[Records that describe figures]
......
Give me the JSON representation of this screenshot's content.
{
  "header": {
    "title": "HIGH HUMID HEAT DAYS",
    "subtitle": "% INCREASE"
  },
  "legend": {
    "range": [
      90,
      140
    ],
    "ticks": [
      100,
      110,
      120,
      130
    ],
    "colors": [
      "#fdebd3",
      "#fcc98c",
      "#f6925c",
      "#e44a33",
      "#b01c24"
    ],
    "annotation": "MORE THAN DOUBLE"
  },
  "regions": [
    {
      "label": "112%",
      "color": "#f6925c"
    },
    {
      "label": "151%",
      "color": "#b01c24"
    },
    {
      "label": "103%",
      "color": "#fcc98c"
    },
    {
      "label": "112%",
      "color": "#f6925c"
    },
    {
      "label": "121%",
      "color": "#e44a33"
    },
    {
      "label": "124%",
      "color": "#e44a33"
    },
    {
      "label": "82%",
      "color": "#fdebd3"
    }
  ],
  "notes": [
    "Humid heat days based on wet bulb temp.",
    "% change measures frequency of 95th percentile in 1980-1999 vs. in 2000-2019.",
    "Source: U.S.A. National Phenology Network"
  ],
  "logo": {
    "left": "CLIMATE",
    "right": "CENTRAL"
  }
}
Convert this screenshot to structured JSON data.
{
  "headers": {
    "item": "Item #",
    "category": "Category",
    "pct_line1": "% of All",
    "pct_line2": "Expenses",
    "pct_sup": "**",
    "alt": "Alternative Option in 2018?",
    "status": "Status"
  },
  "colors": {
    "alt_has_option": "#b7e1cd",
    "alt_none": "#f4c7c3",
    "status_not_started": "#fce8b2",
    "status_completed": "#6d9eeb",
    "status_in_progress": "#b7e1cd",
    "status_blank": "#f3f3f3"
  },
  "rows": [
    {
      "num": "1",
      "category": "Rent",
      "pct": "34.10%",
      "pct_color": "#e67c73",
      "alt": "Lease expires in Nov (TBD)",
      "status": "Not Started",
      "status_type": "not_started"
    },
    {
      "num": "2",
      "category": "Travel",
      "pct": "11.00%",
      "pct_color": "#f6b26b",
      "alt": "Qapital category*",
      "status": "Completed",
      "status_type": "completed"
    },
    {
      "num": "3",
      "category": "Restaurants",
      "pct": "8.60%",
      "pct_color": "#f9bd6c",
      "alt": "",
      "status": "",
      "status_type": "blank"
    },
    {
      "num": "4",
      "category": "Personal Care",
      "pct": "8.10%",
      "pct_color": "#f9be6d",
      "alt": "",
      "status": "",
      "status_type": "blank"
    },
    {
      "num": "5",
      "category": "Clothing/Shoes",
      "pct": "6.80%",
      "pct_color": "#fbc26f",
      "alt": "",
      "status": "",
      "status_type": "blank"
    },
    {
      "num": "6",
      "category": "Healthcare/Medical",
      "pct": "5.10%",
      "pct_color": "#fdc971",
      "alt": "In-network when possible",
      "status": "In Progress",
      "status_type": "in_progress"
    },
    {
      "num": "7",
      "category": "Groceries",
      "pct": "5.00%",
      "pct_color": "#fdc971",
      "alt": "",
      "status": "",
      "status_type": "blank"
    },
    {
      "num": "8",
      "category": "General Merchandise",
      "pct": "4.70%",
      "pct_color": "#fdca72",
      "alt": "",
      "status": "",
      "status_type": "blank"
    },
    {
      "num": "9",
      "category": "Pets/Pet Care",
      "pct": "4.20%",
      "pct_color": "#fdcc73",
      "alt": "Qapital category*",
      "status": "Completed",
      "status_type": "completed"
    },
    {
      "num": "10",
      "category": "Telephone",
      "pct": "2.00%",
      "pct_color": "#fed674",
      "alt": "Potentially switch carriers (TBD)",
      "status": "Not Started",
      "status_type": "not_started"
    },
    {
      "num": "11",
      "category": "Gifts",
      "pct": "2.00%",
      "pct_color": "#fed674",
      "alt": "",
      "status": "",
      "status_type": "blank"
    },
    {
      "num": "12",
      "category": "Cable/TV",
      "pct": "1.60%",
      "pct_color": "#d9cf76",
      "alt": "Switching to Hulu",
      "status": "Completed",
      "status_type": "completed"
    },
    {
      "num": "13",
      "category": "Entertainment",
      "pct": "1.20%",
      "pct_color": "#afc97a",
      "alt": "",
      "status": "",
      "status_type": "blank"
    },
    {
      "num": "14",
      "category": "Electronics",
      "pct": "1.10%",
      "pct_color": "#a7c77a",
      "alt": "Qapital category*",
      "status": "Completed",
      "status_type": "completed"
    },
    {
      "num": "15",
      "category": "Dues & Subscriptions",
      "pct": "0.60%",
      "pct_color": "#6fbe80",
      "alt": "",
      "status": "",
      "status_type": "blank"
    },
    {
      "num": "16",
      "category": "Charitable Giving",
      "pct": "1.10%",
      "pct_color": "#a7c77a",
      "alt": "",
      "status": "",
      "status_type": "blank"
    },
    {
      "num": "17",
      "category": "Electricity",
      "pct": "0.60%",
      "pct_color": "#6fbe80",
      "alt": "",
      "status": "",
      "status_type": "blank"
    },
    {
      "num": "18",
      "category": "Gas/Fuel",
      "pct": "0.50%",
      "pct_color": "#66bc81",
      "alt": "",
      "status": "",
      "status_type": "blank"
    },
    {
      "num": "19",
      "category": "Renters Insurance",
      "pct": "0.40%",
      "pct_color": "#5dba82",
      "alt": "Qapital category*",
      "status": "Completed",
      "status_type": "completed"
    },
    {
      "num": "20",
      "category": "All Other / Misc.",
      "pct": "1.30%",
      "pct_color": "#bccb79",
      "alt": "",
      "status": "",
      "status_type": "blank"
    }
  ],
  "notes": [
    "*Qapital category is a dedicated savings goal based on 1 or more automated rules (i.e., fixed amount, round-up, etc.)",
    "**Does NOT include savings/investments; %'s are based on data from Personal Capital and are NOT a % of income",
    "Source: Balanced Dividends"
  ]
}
......
*Aim:* Output the whole listing above again, word for word.

*The solution:*
Give me the JSON representation of this screenshot's content.
{
  "header": {
    "title": "HIGH HUMID HEAT DAYS",
    "subtitle": "% INCREASE"
  },
  "legend": {
    "range": [
      90,
      140
    ],
    "ticks": [
      100,
      110,
      120,
      130
    ],
    "colors": [
      "#fdebd3",
      "#fcc98c",
      "#f6925c",
      "#e44a33",
      "#b01c24"
    ],
    "annotation": "MORE THAN DOUBLE"
  },
  "regions": [
    {
      "label": "112%",
      "color": "#f6925c"
    },
    {
      "label": "151%",
      "color": "#b01c24"
    },
    {
      "label": "103%",
      "color": "#fcc98c"
    },
    {
      "label": "112%",
      "color": "#f6925c"
    },
    {
      "label": "121%",
      "color": "#e44a33"
    },
    {
      "label": "124%",
      "color": "#e44a33"
    },
    {
      "label": "82%",
      "color": "#fdebd3"
    }
  ],
  "notes": [
    "Humid heat days based on wet bulb temp.",
    "% change measures frequency of 95th percentile in 1980-1999 vs. in 2000-2019.",
    "Source: U.S.A. National Phenology Network"
  ],
  "logo": {
    "left": "CLIMATE",
    "right": "CENTRAL"
  }
}
Convert this screenshot to structured JSON data.
{
  "headers": {
    "item": "Item #",
    "category": "Category",
    "pct_line1": "% of All",
    "pct_line2": "Expenses",
    "pct_sup": "**",
    "alt": "Alternative Option in 2018?",
    "status": "Status"
  },
  "colors": {
    "alt_has_option": "#b7e1cd",
    "alt_none": "#f4c7c3",
    "status_not_started": "#fce8b2",
    "status_completed": "#6d9eeb",
    "status_in_progress": "#b7e1cd",
    "status_blank": "#f3f3f3"
  },
  "rows": [
    {
      "num": "1",
      "category": "Rent",
      "pct": "34.10%",
      "pct_color": "#e67c73",
      "alt": "Lease expires in Nov (TBD)",
      "status": "Not Started",
      "status_type": "not_started"
    },
    {
      "num": "2",
      "category": "Travel",
      "pct": "11.00%",
      "pct_color": "#f6b26b",
      "alt": "Qapital category*",
      "status": "Completed",
      "status_type": "completed"
    },
    {
      "num": "3",
      "category": "Restaurants",
      "pct": "8.60%",
      "pct_color": "#f9bd6c",
      "alt": "",
      "status": "",
      "status_type": "blank"
    },
    {
      "num": "4",
      "category": "Personal Care",
      "pct": "8.10%",
      "pct_color": "#f9be6d",
      "alt": "",
      "status": "",
      "status_type": "blank"
    },
    {
      "num": "5",
      "category": "Clothing/Shoes",
      "pct": "6.80%",
      "pct_color": "#fbc26f",
      "alt": "",
      "status": "",
      "status_type": "blank"
    },
    {
      "num": "6",
      "category": "Healthcare/Medical",
      "pct": "5.10%",
      "pct_color": "#fdc971",
      "alt": "In-network when possible",
      "status": "In Progress",
      "status_type": "in_progress"
    },
    {
      "num": "7",
      "category": "Groceries",
      "pct": "5.00%",
      "pct_color": "#fdc971",
      "alt": "",
      "status": "",
      "status_type": "blank"
    },
    {
      "num": "8",
      "category": "General Merchandise",
      "pct": "4.70%",
      "pct_color": "#fdca72",
      "alt": "",
      "status": "",
      "status_type": "blank"
    },
    {
      "num": "9",
      "category": "Pets/Pet Care",
      "pct": "4.20%",
      "pct_color": "#fdcc73",
      "alt": "Qapital category*",
      "status": "Completed",
      "status_type": "completed"
    },
    {
      "num": "10",
      "category": "Telephone",
      "pct": "2.00%",
      "pct_color": "#fed674",
      "alt": "Potentially switch carriers (TBD)",
      "status": "Not Started",
      "status_type": "not_started"
    },
    {
      "num": "11",
      "category": "Gifts",
      "pct": "2.00%",
      "pct_color": "#fed674",
      "alt": "",
      "status": "",
      "status_type": "blank"
    },
    {
      "num": "12",
      "category": "Cable/TV",
      "pct": "1.60%",
      "pct_color": "#d9cf76",
      "alt": "Switching to Hulu",
      "status": "Completed",
      "status_type": "completed"
    },
    {
      "num": "13",
      "category": "Entertainment",
      "pct": "1.20%",
      "pct_color": "#afc97a",
      "alt": "",
      "status": "",
      "status_type": "blank"
    },
    {
      "num": "14",
      "category": "Electronics",
      "pct": "1.10%",
      "pct_color": "#a7c77a",
      "alt": "Qapital category*",
      "status": "Completed",
      "status_type": "completed"
    },
    {
      "num": "15",
      "category": "Dues & Subscriptions",
      "pct": "0.60%",
      "pct_color": "#6fbe80",
      "alt": "",
      "status": "",
      "status_type": "blank"
    },
    {
      "num": "16",
      "category": "Charitable Giving",
      "pct": "1.10%",
      "pct_color": "#a7c77a",
      "alt": "",
      "status": "",
      "status_type": "blank"
    },
    {
      "num": "17",
      "category": "Electricity",
      "pct": "0.60%",
      "pct_color": "#6fbe80",
      "alt": "",
      "status": "",
      "status_type": "blank"
    },
    {
      "num": "18",
      "category": "Gas/Fuel",
      "pct": "0.50%",
      "pct_color": "#66bc81",
      "alt": "",
      "status": "",
      "status_type": "blank"
    },
    {
      "num": "19",
      "category": "Renters Insurance",
      "pct": "0.40%",
      "pct_color": "#5dba82",
      "alt": "Qapital category*",
      "status": "Completed",
      "status_type": "completed"
    },
    {
      "num": "20",
      "category": "All Other / Misc.",
      "pct": "1.30%",
      "pct_color": "#bccb79",
      "alt": "",
      "status": "",
      "status_type": "blank"
    }
  ],
  "notes": [
    "*Qapital category is a dedicated savings goal based on 1 or more automated rules (i.e., fixed amount, round-up, etc.)",
    "**Does NOT include savings/investments; %'s are based on data from Personal Capital and are NOT a % of income",
    "Source: Balanced Dividends"
  ]
}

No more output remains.